---- Data in this exercise

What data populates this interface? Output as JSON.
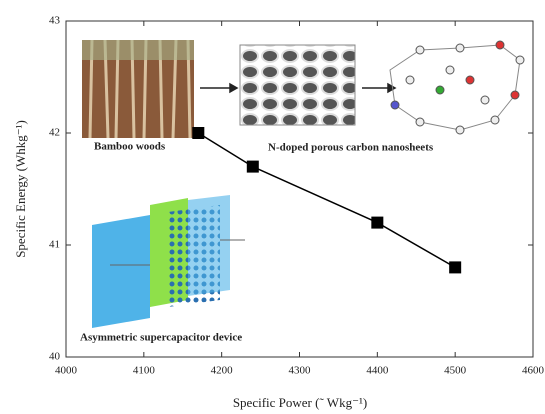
{
  "chart_data": {
    "type": "line",
    "xlabel": "Specific Power (˜ Wkg⁻¹)",
    "ylabel": "Specific Energy (Whkg⁻¹)",
    "annotations": [
      "Bamboo woods",
      "N-doped porous carbon nanosheets",
      "Asymmetric supercapacitor device"
    ],
    "x": [
      4170,
      4240,
      4400,
      4500
    ],
    "series": [
      {
        "color": "#000000",
        "values": [
          42.0,
          41.7,
          41.2,
          40.8
        ]
      }
    ],
    "xlim": [
      4000,
      4600
    ],
    "xticks": [
      4000,
      4100,
      4200,
      4300,
      4400,
      4500,
      4600
    ],
    "ylim": [
      40,
      43
    ],
    "yticks": [
      40,
      41,
      42,
      43
    ]
  }
}
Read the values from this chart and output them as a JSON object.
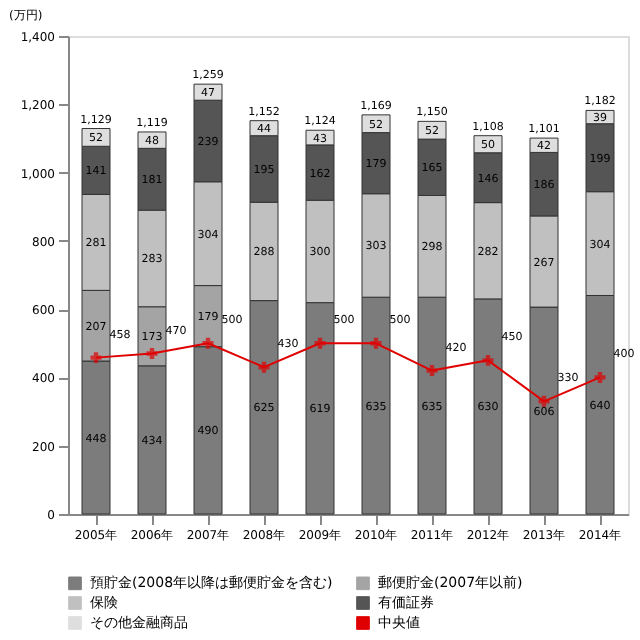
{
  "chart_data": {
    "type": "bar",
    "stacked": true,
    "ylabel": "(万円)",
    "categories": [
      "2005年",
      "2006年",
      "2007年",
      "2008年",
      "2009年",
      "2010年",
      "2011年",
      "2012年",
      "2013年",
      "2014年"
    ],
    "series": [
      {
        "name": "預貯金(2008年以降は郵便貯金を含む)",
        "color": "#7c7c7c",
        "values": [
          448,
          434,
          490,
          625,
          619,
          635,
          635,
          630,
          606,
          640
        ]
      },
      {
        "name": "郵便貯金(2007年以前)",
        "color": "#a4a4a4",
        "values": [
          207,
          173,
          179,
          null,
          null,
          null,
          null,
          null,
          null,
          null
        ]
      },
      {
        "name": "保険",
        "color": "#c0c0c0",
        "values": [
          281,
          283,
          304,
          288,
          300,
          303,
          298,
          282,
          267,
          304
        ]
      },
      {
        "name": "有価証券",
        "color": "#555555",
        "values": [
          141,
          181,
          239,
          195,
          162,
          179,
          165,
          146,
          186,
          199
        ]
      },
      {
        "name": "その他金融商品",
        "color": "#dedede",
        "values": [
          52,
          48,
          47,
          44,
          43,
          52,
          52,
          50,
          42,
          39
        ]
      },
      {
        "name": "中央値",
        "type": "line",
        "color": "#e00000",
        "marker": "cross",
        "values": [
          458,
          470,
          500,
          430,
          500,
          500,
          420,
          450,
          330,
          400
        ]
      }
    ],
    "totals": [
      "1,129",
      "1,119",
      "1,259",
      "1,152",
      "1,124",
      "1,169",
      "1,150",
      "1,108",
      "1,101",
      "1,182"
    ],
    "data_labels": true,
    "ylim": [
      0,
      1400
    ],
    "yticks": [
      0,
      200,
      400,
      600,
      800,
      {
        "value": 1000,
        "label": "1,000"
      },
      {
        "value": 1200,
        "label": "1,200"
      },
      {
        "value": 1400,
        "label": "1,400"
      }
    ],
    "grid": false,
    "legend": "bottom"
  }
}
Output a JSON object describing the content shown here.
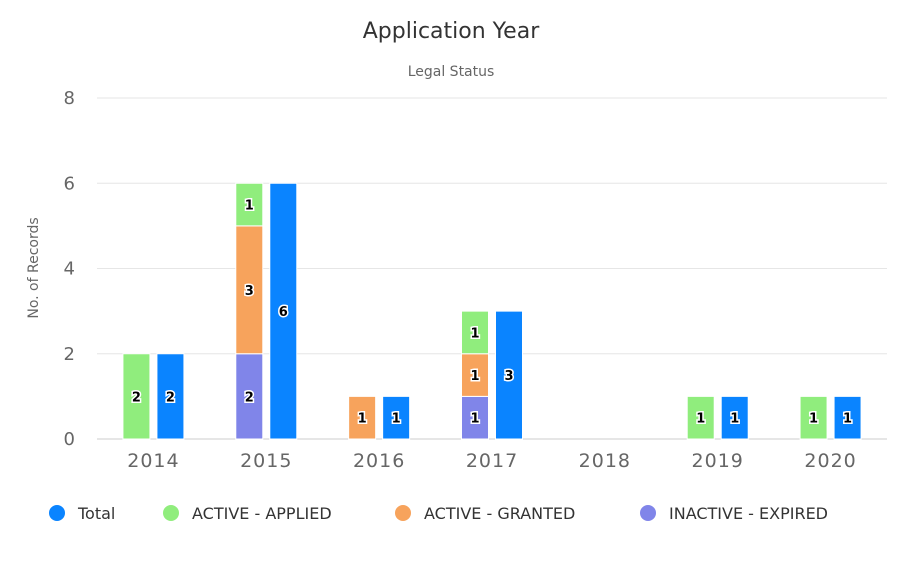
{
  "chart_data": {
    "type": "bar",
    "title": "Application Year",
    "subtitle": "Legal Status",
    "xlabel": "",
    "ylabel": "No. of Records",
    "ylim": [
      0,
      8
    ],
    "yticks": [
      0,
      2,
      4,
      6,
      8
    ],
    "grid": true,
    "legend_position": "bottom",
    "categories": [
      "2014",
      "2015",
      "2016",
      "2017",
      "2018",
      "2019",
      "2020"
    ],
    "stacked_series": [
      {
        "name": "INACTIVE - EXPIRED",
        "color": "#8085e9",
        "values": [
          0,
          2,
          0,
          1,
          0,
          0,
          0
        ]
      },
      {
        "name": "ACTIVE - GRANTED",
        "color": "#f7a35c",
        "values": [
          0,
          3,
          1,
          1,
          0,
          0,
          0
        ]
      },
      {
        "name": "ACTIVE - APPLIED",
        "color": "#90ed7d",
        "values": [
          2,
          1,
          0,
          1,
          0,
          1,
          1
        ]
      }
    ],
    "total_series": {
      "name": "Total",
      "color": "#0a84ff",
      "values": [
        2,
        6,
        1,
        3,
        0,
        1,
        1
      ]
    },
    "legend_order": [
      "Total",
      "ACTIVE - APPLIED",
      "ACTIVE - GRANTED",
      "INACTIVE - EXPIRED"
    ]
  }
}
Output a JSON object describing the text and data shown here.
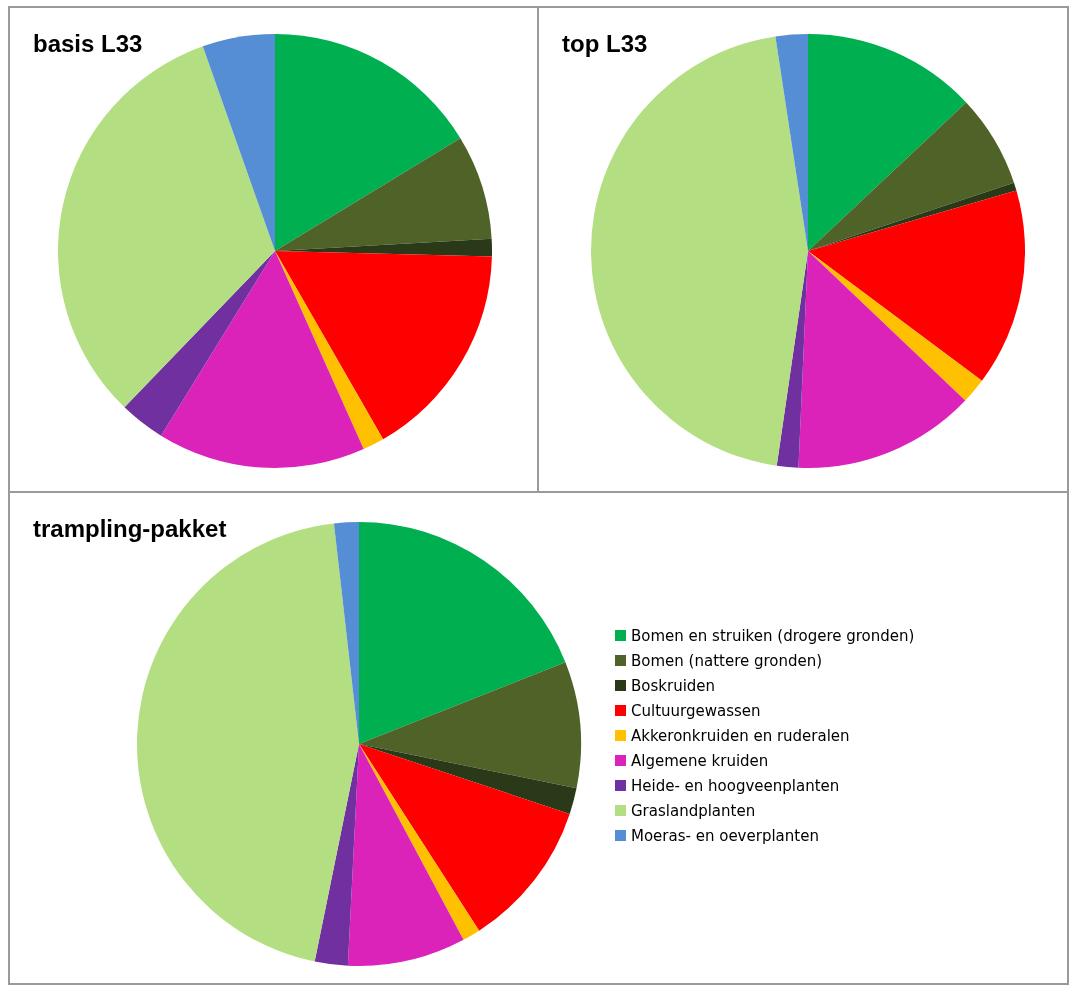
{
  "chart_data": [
    {
      "type": "pie",
      "title": "basis L33",
      "categories": [
        null,
        null,
        null,
        null,
        null,
        null,
        null,
        null,
        null
      ],
      "values": [
        16.3,
        7.8,
        1.3,
        16.3,
        1.6,
        15.5,
        3.4,
        32.4,
        5.4
      ],
      "colors": [
        "#00b050",
        "#4f6228",
        "#2a3a18",
        "#ff0000",
        "#ffc000",
        "#dc23b9",
        "#7030a0",
        "#b3de81",
        "#558ed5"
      ],
      "legend": false
    },
    {
      "type": "pie",
      "title": "top L33",
      "categories": [
        null,
        null,
        null,
        null,
        null,
        null,
        null,
        null,
        null
      ],
      "values": [
        13.0,
        6.9,
        0.6,
        14.7,
        1.9,
        13.6,
        1.6,
        45.3,
        2.4
      ],
      "colors": [
        "#00b050",
        "#4f6228",
        "#2a3a18",
        "#ff0000",
        "#ffc000",
        "#dc23b9",
        "#7030a0",
        "#b3de81",
        "#558ed5"
      ],
      "legend": false
    },
    {
      "type": "pie",
      "title": "trampling-pakket",
      "categories": [
        "Bomen en struiken (drogere gronden)",
        "Bomen (nattere gronden)",
        "Boskruiden",
        "Cultuurgewassen",
        "Akkeronkruiden en ruderalen",
        "Algemene kruiden",
        "Heide- en hoogveenplanten",
        "Graslandplanten",
        "Moeras- en oeverplanten"
      ],
      "values": [
        19.0,
        9.2,
        1.9,
        10.8,
        1.3,
        8.6,
        2.4,
        45.0,
        1.8
      ],
      "colors": [
        "#00b050",
        "#4f6228",
        "#2a3a18",
        "#ff0000",
        "#ffc000",
        "#dc23b9",
        "#7030a0",
        "#b3de81",
        "#558ed5"
      ],
      "legend": "right"
    }
  ]
}
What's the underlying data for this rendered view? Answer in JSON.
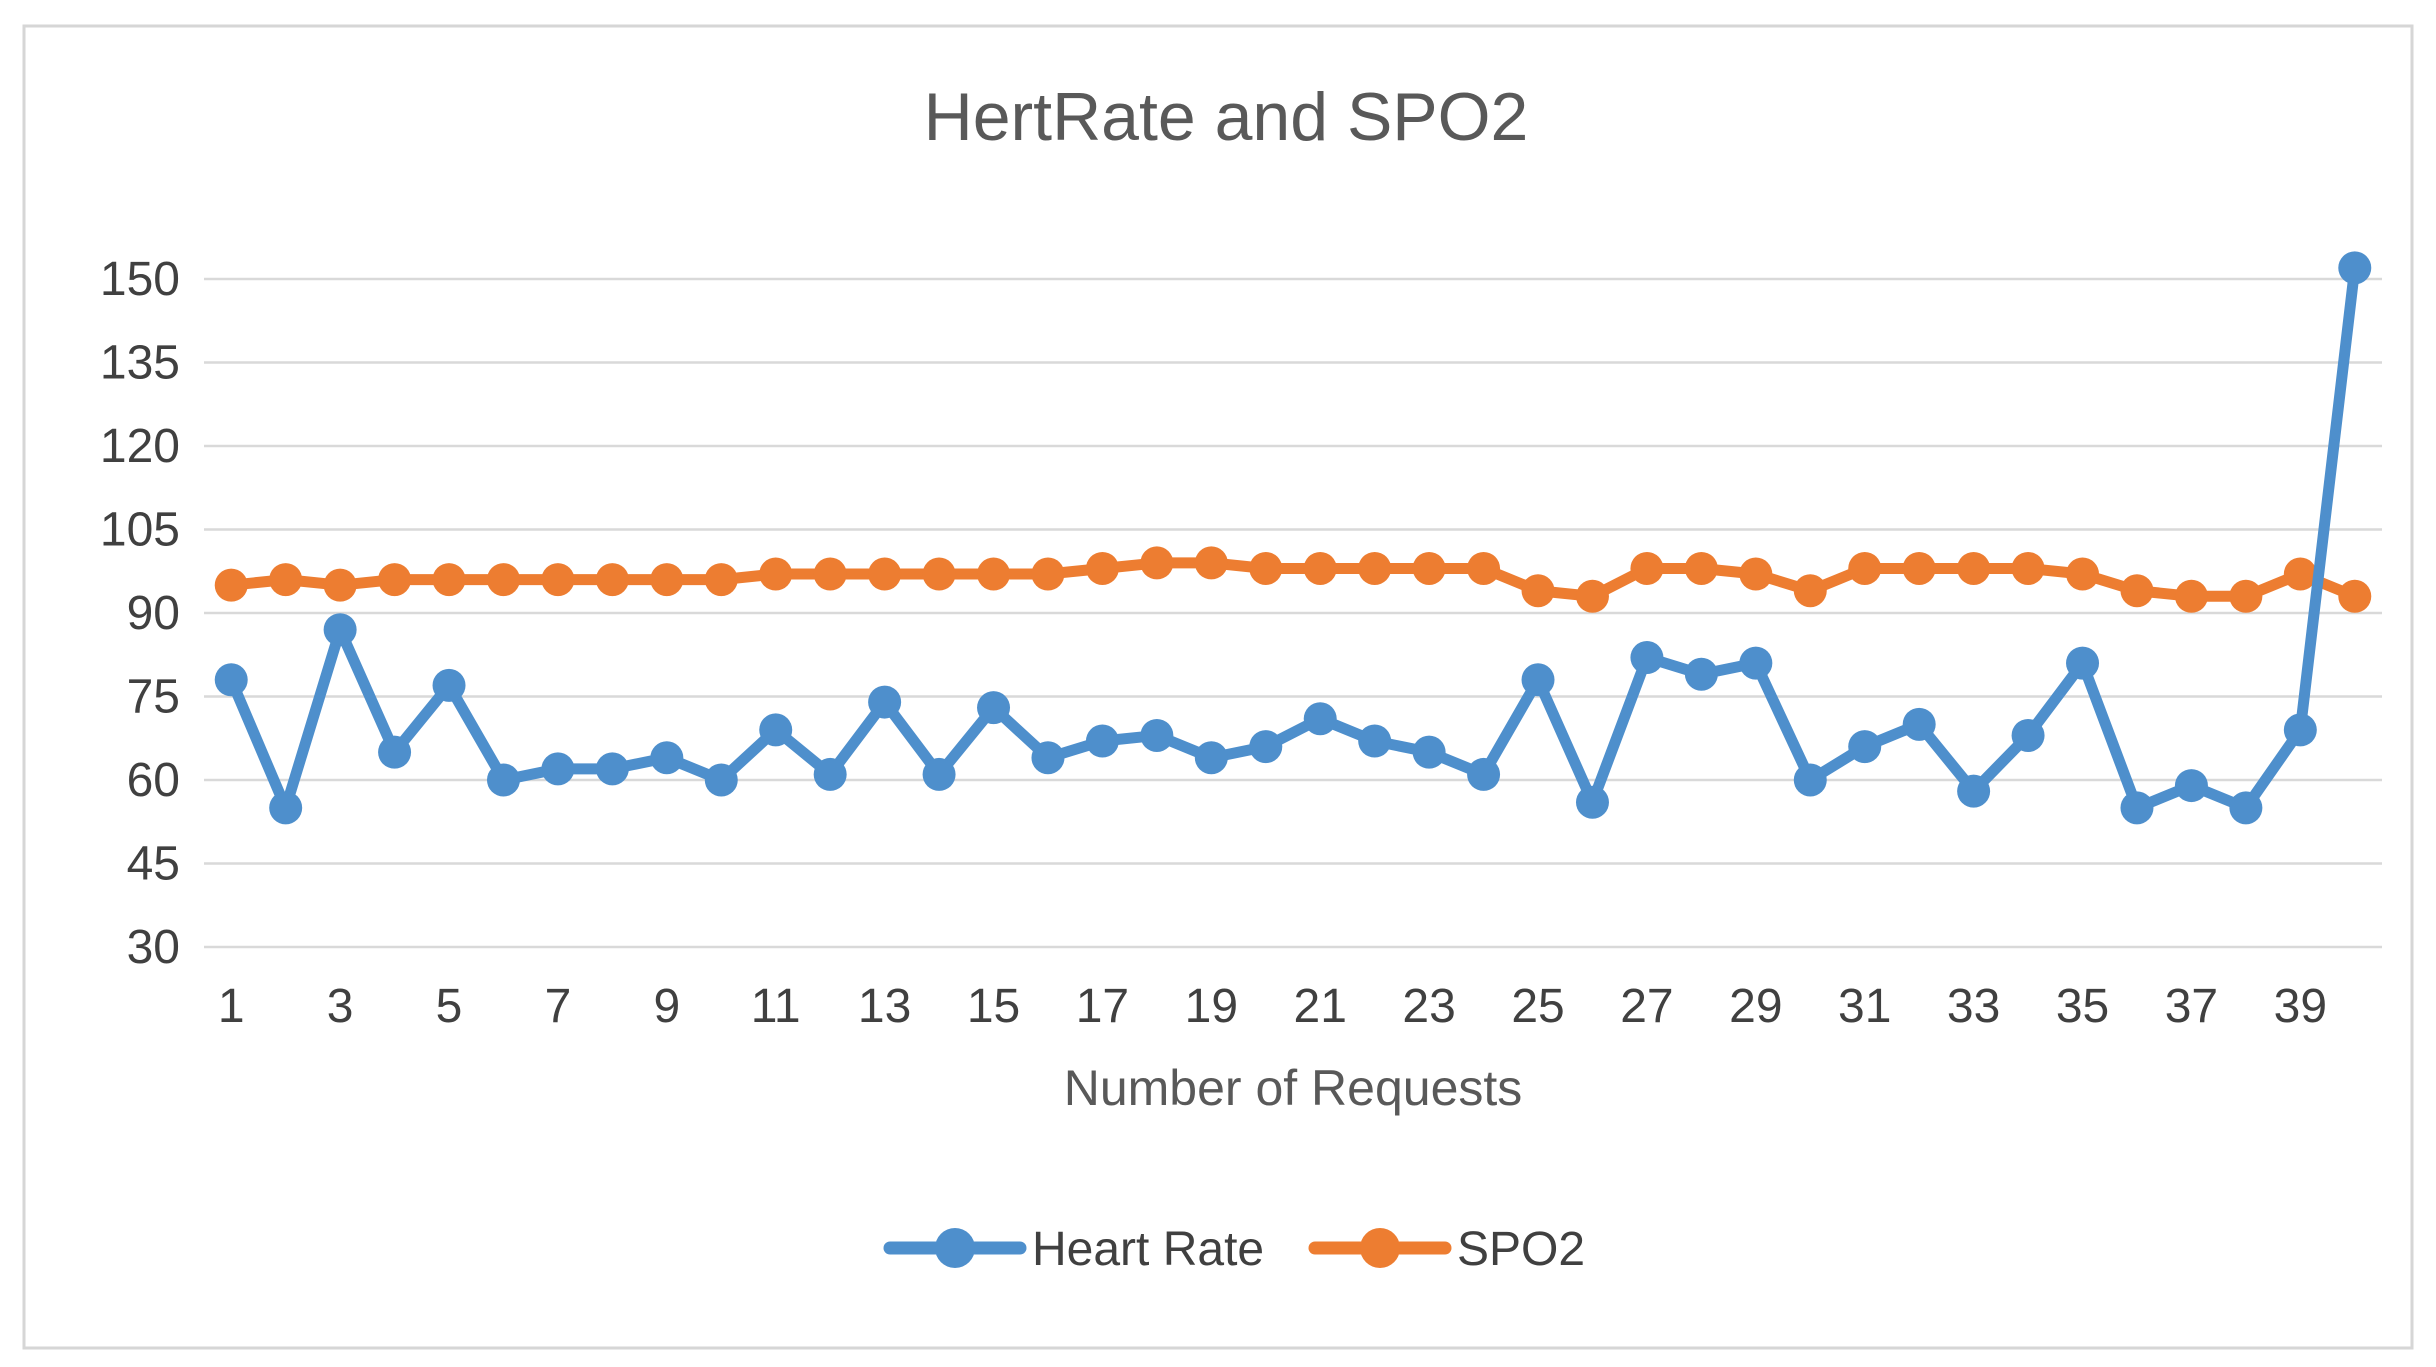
{
  "window": {
    "background": "#FFFFFF",
    "border_color": "#D6D6D6"
  },
  "chart_data": {
    "type": "line",
    "title": "HertRate and SPO2",
    "xlabel": "Number of Requests",
    "ylabel": "",
    "x": [
      1,
      2,
      3,
      4,
      5,
      6,
      7,
      8,
      9,
      10,
      11,
      12,
      13,
      14,
      15,
      16,
      17,
      18,
      19,
      20,
      21,
      22,
      23,
      24,
      25,
      26,
      27,
      28,
      29,
      30,
      31,
      32,
      33,
      34,
      35,
      36,
      37,
      38,
      39,
      40
    ],
    "x_tick_labels": [
      "1",
      "3",
      "5",
      "7",
      "9",
      "11",
      "13",
      "15",
      "17",
      "19",
      "21",
      "23",
      "25",
      "27",
      "29",
      "31",
      "33",
      "35",
      "37",
      "39"
    ],
    "y_ticks": [
      30,
      45,
      60,
      75,
      90,
      105,
      120,
      135,
      150
    ],
    "ylim": [
      30,
      160
    ],
    "grid": true,
    "legend_position": "bottom",
    "series": [
      {
        "name": "Heart Rate",
        "color": "#4E8FCC",
        "values": [
          78,
          55,
          87,
          65,
          77,
          60,
          62,
          62,
          64,
          60,
          69,
          61,
          74,
          61,
          73,
          64,
          67,
          68,
          64,
          66,
          71,
          67,
          65,
          61,
          78,
          56,
          82,
          79,
          81,
          60,
          66,
          70,
          58,
          68,
          81,
          55,
          59,
          55,
          69,
          152
        ]
      },
      {
        "name": "SPO2",
        "color": "#ED7D31",
        "values": [
          95,
          96,
          95,
          96,
          96,
          96,
          96,
          96,
          96,
          96,
          97,
          97,
          97,
          97,
          97,
          97,
          98,
          99,
          99,
          98,
          98,
          98,
          98,
          98,
          94,
          93,
          98,
          98,
          97,
          94,
          98,
          98,
          98,
          98,
          97,
          94,
          93,
          93,
          97,
          93
        ]
      }
    ]
  },
  "styles": {
    "grid_color": "#D9D9D9",
    "tick_label_color": "#404040",
    "title_color": "#595959",
    "axis_title_color": "#595959",
    "legend_text_color": "#404040"
  }
}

--------

Work out how many lines in the records above contain the word "Specific", and give only that number.

The output: 2